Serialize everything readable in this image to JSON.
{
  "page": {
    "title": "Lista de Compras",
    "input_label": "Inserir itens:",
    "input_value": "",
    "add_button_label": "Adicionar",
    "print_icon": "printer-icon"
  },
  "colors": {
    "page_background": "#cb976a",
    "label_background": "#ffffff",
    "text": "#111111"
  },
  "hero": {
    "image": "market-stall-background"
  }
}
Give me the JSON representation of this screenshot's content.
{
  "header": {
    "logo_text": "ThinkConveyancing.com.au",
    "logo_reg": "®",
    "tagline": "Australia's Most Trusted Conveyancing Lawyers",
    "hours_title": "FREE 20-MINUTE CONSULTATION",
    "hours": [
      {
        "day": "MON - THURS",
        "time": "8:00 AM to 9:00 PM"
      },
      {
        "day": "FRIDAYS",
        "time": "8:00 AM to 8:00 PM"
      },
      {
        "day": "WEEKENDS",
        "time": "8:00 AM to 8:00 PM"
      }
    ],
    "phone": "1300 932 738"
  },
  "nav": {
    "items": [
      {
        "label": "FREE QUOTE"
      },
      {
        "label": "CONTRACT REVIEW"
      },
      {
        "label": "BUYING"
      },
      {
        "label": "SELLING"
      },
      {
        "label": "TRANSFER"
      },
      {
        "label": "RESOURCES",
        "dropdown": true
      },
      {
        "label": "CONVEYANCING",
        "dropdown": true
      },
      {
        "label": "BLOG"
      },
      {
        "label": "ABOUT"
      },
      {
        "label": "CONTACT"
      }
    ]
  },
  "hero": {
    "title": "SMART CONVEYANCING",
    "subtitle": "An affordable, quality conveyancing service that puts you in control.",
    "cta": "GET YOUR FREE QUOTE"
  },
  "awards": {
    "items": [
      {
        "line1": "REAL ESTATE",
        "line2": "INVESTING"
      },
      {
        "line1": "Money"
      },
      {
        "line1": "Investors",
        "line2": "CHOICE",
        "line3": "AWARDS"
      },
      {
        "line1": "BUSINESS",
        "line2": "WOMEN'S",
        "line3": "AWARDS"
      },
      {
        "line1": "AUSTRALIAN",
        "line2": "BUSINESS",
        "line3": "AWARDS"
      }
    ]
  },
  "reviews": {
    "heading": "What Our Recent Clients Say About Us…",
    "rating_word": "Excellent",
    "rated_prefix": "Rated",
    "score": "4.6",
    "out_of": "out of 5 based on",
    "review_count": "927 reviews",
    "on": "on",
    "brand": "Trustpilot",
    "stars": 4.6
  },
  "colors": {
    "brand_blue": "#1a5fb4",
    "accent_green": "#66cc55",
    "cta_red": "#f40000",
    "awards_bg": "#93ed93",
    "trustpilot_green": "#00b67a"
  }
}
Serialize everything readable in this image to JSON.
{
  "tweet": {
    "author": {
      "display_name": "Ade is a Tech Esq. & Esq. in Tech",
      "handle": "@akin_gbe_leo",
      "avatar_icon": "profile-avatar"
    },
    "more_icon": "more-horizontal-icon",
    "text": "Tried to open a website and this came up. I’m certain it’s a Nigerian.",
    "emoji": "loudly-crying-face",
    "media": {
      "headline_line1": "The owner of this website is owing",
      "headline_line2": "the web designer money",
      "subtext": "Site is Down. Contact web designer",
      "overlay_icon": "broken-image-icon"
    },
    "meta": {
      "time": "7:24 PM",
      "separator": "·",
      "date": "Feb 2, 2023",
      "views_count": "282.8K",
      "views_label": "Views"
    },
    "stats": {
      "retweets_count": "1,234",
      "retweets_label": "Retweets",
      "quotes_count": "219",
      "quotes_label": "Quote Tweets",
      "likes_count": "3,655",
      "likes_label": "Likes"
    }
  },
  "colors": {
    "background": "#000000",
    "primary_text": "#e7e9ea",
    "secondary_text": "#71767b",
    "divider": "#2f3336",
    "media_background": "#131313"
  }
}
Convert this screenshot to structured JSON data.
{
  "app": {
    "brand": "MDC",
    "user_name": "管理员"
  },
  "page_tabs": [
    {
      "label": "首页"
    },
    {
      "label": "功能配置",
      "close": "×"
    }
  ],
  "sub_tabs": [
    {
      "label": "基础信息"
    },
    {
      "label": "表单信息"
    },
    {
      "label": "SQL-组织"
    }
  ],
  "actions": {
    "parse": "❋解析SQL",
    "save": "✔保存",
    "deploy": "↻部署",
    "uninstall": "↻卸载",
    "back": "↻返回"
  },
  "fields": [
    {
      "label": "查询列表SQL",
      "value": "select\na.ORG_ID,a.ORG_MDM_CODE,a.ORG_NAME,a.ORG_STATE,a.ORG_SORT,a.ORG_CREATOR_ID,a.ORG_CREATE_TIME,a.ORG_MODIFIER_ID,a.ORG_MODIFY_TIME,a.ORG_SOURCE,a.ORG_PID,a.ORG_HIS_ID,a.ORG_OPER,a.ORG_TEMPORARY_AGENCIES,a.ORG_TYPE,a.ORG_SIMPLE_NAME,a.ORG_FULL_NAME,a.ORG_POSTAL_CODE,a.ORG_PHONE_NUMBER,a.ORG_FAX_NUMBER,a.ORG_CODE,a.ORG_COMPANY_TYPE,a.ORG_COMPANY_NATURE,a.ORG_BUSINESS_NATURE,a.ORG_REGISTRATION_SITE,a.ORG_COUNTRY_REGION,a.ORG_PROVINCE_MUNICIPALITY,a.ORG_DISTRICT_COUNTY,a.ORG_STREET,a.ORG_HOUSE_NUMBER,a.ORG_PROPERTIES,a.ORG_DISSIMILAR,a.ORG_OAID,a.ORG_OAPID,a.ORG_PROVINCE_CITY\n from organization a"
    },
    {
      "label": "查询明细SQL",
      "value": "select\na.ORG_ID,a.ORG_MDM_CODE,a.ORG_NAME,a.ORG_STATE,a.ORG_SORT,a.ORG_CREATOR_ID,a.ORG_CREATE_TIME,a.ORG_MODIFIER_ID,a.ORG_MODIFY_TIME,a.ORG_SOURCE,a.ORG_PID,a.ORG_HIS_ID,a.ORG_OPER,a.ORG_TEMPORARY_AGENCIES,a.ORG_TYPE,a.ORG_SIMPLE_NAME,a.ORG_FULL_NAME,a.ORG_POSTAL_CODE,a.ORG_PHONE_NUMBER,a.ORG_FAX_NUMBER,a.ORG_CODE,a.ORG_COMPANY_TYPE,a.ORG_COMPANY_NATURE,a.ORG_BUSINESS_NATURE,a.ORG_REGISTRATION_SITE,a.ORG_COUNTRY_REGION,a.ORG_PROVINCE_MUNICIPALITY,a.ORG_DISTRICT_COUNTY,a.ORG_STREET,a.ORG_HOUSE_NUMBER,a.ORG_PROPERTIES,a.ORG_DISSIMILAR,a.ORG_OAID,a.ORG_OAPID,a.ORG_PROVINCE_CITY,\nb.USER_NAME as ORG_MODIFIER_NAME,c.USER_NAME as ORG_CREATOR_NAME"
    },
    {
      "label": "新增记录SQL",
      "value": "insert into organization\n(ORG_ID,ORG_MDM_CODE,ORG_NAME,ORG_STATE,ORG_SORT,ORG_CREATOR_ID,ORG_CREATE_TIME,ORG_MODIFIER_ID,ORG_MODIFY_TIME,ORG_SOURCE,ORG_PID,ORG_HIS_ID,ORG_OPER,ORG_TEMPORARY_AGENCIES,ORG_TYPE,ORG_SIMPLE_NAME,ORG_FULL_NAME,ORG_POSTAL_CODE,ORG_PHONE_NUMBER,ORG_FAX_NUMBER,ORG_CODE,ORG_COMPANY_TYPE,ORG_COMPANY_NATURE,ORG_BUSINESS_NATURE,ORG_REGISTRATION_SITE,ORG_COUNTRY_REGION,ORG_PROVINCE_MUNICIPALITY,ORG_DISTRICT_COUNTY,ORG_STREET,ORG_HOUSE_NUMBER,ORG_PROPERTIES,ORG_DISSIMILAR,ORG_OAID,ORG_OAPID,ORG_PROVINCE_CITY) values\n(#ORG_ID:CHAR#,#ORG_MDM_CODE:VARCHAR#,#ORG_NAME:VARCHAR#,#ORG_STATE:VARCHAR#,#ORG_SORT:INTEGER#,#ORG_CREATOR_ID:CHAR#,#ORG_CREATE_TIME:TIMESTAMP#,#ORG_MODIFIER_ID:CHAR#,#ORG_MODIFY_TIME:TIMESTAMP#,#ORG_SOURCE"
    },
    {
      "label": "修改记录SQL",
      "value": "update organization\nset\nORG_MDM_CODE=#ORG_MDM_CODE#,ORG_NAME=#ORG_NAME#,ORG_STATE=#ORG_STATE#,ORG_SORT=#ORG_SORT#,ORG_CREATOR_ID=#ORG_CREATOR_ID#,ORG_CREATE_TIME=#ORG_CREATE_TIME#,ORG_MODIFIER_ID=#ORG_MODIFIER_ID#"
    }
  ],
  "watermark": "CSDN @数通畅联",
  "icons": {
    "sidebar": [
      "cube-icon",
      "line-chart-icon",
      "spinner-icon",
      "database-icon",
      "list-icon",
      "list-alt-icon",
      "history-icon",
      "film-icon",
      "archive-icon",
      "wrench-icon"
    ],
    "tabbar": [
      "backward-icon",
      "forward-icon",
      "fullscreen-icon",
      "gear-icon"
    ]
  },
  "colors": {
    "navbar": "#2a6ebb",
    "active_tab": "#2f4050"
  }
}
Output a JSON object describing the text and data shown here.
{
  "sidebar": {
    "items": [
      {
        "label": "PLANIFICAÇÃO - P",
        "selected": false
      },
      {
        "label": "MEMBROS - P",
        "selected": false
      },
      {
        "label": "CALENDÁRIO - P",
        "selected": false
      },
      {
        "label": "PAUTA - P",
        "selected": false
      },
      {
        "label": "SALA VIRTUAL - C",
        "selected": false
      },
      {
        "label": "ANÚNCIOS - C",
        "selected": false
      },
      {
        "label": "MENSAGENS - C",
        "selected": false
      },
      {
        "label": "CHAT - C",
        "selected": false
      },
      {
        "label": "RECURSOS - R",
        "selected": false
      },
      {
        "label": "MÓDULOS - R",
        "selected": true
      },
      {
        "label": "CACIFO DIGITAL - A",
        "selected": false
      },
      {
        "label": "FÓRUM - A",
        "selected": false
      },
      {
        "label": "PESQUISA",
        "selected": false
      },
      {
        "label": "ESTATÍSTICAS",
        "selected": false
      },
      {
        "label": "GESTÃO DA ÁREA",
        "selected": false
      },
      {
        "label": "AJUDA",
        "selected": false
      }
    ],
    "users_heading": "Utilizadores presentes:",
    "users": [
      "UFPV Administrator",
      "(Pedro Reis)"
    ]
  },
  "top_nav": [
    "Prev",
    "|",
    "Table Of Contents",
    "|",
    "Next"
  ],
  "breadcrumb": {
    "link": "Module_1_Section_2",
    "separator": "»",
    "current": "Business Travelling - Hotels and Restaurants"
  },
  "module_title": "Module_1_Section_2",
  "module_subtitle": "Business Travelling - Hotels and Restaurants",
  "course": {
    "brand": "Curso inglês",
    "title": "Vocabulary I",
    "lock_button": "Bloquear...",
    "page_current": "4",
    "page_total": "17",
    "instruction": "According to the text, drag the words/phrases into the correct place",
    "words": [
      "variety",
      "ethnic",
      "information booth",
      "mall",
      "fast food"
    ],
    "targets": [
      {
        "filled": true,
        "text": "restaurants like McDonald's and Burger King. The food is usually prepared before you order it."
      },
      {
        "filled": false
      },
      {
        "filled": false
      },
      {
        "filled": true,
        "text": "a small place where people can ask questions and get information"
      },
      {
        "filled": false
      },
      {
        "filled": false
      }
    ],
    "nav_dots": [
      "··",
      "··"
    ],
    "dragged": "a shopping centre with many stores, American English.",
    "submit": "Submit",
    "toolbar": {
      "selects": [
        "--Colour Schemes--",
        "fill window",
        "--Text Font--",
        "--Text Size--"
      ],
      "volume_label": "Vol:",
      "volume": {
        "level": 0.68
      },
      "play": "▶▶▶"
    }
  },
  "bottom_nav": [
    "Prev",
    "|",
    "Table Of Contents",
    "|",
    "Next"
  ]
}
***
> What you are asked to do
Pull out all lines of the data with the string "website".

> Answer in full
    "text": "Tried to open a website and this came up. I’m certain it’s a Nigerian.",
      "headline_line1": "The owner of this website is owing",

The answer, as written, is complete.